Exercise aim:
Copy out every line in which the string "西葫鸡蛋" occurs.
▶
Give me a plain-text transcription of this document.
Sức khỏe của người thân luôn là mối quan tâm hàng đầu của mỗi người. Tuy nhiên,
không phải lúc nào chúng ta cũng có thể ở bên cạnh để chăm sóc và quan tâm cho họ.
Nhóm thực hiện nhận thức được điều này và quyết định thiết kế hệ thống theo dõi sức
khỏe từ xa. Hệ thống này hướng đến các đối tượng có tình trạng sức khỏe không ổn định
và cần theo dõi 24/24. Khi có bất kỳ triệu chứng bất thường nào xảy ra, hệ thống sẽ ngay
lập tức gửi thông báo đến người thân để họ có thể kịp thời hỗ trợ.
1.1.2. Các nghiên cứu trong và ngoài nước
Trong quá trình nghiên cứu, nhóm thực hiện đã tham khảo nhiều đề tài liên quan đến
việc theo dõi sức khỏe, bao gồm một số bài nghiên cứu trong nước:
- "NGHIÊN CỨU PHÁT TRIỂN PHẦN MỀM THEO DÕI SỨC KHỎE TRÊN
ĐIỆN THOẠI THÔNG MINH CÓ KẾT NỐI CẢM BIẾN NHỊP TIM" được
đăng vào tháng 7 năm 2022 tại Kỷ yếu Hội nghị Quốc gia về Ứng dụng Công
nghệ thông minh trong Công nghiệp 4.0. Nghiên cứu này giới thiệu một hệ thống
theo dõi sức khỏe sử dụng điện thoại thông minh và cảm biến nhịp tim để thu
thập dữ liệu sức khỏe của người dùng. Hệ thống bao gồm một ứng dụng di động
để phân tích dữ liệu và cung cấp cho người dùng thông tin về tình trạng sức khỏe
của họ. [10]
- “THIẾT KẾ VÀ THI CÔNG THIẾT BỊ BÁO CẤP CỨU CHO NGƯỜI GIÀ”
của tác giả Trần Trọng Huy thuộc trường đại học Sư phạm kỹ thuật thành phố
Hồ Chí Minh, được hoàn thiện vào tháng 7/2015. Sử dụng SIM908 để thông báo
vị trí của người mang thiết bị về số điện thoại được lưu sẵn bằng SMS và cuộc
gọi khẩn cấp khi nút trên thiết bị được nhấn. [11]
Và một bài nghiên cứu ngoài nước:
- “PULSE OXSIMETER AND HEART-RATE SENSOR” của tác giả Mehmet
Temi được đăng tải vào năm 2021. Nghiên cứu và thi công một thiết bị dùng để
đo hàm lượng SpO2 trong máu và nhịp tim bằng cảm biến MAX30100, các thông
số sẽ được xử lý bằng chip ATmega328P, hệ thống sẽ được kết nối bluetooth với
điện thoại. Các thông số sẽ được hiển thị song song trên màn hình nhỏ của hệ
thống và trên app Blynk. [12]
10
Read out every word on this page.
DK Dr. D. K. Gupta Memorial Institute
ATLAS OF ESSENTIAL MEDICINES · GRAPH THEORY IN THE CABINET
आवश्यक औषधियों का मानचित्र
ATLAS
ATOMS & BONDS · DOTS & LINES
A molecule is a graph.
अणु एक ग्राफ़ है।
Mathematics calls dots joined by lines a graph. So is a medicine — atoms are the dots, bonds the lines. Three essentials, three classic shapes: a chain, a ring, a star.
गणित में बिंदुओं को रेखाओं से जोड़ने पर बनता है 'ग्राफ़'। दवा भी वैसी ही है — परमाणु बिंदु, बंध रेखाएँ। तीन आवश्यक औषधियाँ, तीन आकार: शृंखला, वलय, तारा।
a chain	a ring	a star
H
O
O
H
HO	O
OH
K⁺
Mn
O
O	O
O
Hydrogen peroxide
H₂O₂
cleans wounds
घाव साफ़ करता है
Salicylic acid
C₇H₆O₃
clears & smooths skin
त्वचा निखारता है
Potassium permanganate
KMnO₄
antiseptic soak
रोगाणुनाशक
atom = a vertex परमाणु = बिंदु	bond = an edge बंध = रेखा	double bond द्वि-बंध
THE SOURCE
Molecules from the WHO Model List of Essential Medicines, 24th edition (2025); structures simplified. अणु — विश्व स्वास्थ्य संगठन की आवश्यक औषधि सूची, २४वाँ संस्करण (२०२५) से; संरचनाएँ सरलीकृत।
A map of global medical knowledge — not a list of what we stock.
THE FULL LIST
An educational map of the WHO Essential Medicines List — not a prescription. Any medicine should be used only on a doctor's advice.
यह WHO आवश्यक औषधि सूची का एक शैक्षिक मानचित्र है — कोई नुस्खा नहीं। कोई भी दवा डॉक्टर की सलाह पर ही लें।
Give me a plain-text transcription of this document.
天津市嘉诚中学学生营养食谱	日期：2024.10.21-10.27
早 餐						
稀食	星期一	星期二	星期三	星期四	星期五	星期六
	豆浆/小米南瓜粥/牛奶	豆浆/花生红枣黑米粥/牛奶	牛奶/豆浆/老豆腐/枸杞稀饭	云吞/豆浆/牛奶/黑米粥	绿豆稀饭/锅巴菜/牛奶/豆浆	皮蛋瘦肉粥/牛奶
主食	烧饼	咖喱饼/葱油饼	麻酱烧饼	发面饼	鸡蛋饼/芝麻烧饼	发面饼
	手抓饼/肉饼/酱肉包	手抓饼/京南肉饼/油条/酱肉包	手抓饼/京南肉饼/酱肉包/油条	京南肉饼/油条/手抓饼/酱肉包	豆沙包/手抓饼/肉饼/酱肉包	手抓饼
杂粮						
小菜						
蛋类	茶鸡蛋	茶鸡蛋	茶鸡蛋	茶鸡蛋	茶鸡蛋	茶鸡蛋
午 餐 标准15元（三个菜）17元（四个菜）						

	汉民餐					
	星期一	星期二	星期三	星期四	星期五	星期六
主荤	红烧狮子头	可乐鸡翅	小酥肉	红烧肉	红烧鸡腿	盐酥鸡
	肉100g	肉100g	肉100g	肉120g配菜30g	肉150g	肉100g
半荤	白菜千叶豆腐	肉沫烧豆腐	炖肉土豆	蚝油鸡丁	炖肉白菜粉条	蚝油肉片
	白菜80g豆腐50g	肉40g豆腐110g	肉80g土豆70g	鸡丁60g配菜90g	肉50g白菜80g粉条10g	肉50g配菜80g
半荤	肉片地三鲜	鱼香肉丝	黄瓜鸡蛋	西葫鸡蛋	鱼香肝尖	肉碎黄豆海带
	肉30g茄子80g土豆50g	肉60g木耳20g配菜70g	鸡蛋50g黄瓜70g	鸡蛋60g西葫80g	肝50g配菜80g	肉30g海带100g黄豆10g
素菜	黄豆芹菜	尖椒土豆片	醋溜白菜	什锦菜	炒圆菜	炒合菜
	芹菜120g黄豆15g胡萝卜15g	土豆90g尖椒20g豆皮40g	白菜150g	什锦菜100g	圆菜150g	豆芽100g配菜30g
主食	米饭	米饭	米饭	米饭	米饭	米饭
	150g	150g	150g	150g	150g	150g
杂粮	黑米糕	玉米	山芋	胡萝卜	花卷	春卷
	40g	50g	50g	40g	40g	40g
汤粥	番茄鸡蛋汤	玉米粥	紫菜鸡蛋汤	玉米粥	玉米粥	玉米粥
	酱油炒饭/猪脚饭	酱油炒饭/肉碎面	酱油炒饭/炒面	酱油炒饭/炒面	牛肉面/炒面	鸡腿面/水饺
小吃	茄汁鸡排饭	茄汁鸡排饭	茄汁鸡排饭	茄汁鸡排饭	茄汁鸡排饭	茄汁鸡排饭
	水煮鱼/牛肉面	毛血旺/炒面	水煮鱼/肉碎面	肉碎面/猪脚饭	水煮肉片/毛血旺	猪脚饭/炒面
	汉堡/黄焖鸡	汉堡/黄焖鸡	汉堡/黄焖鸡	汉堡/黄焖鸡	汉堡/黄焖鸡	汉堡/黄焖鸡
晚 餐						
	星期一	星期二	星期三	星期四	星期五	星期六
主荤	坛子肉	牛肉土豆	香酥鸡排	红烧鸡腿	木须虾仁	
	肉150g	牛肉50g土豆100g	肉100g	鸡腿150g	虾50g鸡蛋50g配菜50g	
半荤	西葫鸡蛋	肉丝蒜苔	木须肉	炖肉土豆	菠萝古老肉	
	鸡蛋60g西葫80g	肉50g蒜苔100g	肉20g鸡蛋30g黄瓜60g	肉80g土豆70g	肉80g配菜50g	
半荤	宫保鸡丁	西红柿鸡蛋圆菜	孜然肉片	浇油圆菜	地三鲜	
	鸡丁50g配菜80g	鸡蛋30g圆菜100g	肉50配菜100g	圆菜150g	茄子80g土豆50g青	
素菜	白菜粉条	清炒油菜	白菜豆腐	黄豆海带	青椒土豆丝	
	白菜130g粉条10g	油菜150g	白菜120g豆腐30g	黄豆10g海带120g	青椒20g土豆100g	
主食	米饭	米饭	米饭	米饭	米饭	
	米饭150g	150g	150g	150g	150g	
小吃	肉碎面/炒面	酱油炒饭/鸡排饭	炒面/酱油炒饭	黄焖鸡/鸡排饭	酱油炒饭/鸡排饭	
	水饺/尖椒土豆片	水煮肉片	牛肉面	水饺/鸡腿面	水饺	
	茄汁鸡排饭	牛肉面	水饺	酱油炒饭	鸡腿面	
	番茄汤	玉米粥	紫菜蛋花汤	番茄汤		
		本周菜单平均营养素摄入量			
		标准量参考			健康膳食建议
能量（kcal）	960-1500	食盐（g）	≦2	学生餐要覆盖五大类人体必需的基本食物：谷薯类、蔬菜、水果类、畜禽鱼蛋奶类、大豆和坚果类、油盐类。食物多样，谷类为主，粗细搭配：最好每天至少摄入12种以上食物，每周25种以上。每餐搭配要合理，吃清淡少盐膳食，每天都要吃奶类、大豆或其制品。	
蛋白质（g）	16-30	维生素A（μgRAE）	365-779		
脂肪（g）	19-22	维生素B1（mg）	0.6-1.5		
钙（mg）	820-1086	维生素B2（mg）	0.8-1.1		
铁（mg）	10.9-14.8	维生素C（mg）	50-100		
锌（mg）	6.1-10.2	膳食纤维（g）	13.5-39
◀
Answer:
半荤	肉片地三鲜	鱼香肉丝	黄瓜鸡蛋	西葫鸡蛋	鱼香肝尖	肉碎黄豆海带
半荤	西葫鸡蛋	肉丝蒜苔	木须肉	炖肉土豆	菠萝古老肉	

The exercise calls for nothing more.